# start of Extracted information

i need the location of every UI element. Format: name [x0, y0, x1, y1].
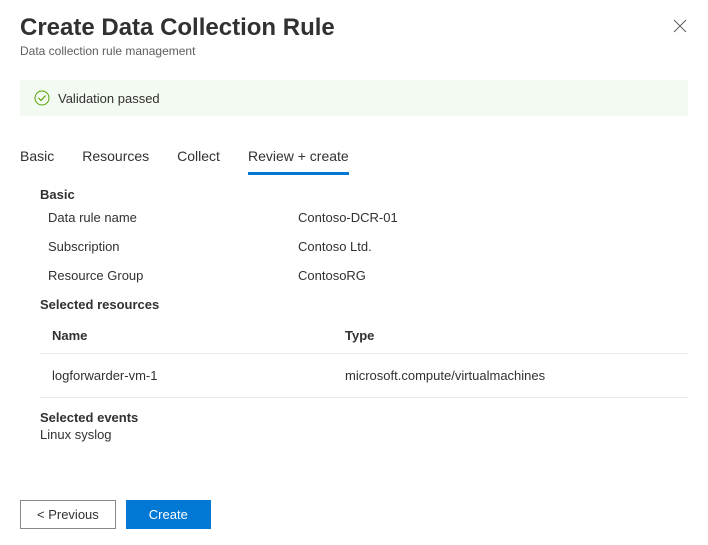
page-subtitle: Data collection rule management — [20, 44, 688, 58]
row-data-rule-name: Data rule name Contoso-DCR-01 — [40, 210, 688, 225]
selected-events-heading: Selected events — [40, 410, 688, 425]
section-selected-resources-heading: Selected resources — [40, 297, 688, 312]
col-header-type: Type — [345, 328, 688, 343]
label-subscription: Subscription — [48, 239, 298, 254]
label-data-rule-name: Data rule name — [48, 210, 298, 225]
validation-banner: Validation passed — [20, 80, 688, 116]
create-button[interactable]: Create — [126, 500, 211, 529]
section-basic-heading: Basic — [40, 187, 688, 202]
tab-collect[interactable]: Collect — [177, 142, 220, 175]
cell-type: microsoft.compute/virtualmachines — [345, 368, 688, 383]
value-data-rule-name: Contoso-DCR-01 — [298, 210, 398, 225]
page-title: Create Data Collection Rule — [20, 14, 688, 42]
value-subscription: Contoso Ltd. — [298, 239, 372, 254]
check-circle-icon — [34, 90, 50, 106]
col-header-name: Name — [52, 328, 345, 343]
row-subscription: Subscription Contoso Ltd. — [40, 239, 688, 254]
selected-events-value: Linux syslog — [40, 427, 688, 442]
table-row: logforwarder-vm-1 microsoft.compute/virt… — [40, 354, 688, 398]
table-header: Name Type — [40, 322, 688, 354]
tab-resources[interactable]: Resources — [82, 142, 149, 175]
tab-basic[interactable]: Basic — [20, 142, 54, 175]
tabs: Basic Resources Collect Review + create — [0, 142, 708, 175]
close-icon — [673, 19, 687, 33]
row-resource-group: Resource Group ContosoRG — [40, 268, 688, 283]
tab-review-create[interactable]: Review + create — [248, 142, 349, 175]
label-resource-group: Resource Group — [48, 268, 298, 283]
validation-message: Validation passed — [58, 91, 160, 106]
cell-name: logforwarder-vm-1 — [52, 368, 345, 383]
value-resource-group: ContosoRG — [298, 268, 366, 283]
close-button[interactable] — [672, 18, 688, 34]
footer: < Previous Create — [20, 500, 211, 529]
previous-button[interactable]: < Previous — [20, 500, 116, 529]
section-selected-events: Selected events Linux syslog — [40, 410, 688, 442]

# end of Extracted information

What is being asked
Write out every line of the data above without changing a thing, but leave out the pictures.

Answer
i need the location of every UI element. Format: name [x0, y0, x1, y1].
page-subtitle: Data collection rule management — [20, 44, 688, 58]
row-data-rule-name: Data rule name Contoso-DCR-01 — [40, 210, 688, 225]
selected-events-heading: Selected events — [40, 410, 688, 425]
section-selected-resources-heading: Selected resources — [40, 297, 688, 312]
col-header-type: Type — [345, 328, 688, 343]
label-subscription: Subscription — [48, 239, 298, 254]
label-data-rule-name: Data rule name — [48, 210, 298, 225]
validation-banner: Validation passed — [20, 80, 688, 116]
create-button[interactable]: Create — [126, 500, 211, 529]
section-basic-heading: Basic — [40, 187, 688, 202]
tab-collect[interactable]: Collect — [177, 142, 220, 175]
cell-type: microsoft.compute/virtualmachines — [345, 368, 688, 383]
value-data-rule-name: Contoso-DCR-01 — [298, 210, 398, 225]
page-title: Create Data Collection Rule — [20, 14, 688, 42]
value-subscription: Contoso Ltd. — [298, 239, 372, 254]
check-circle-icon — [34, 90, 50, 106]
col-header-name: Name — [52, 328, 345, 343]
row-subscription: Subscription Contoso Ltd. — [40, 239, 688, 254]
selected-events-value: Linux syslog — [40, 427, 688, 442]
table-row: logforwarder-vm-1 microsoft.compute/virt… — [40, 354, 688, 398]
table-header: Name Type — [40, 322, 688, 354]
tab-resources[interactable]: Resources — [82, 142, 149, 175]
tab-basic[interactable]: Basic — [20, 142, 54, 175]
tabs: Basic Resources Collect Review + create — [0, 142, 708, 175]
close-icon — [673, 19, 687, 33]
row-resource-group: Resource Group ContosoRG — [40, 268, 688, 283]
tab-review-create[interactable]: Review + create — [248, 142, 349, 175]
label-resource-group: Resource Group — [48, 268, 298, 283]
validation-message: Validation passed — [58, 91, 160, 106]
cell-name: logforwarder-vm-1 — [52, 368, 345, 383]
value-resource-group: ContosoRG — [298, 268, 366, 283]
close-button[interactable] — [672, 18, 688, 34]
footer: < Previous Create — [20, 500, 211, 529]
previous-button[interactable]: < Previous — [20, 500, 116, 529]
section-selected-events: Selected events Linux syslog — [40, 410, 688, 442]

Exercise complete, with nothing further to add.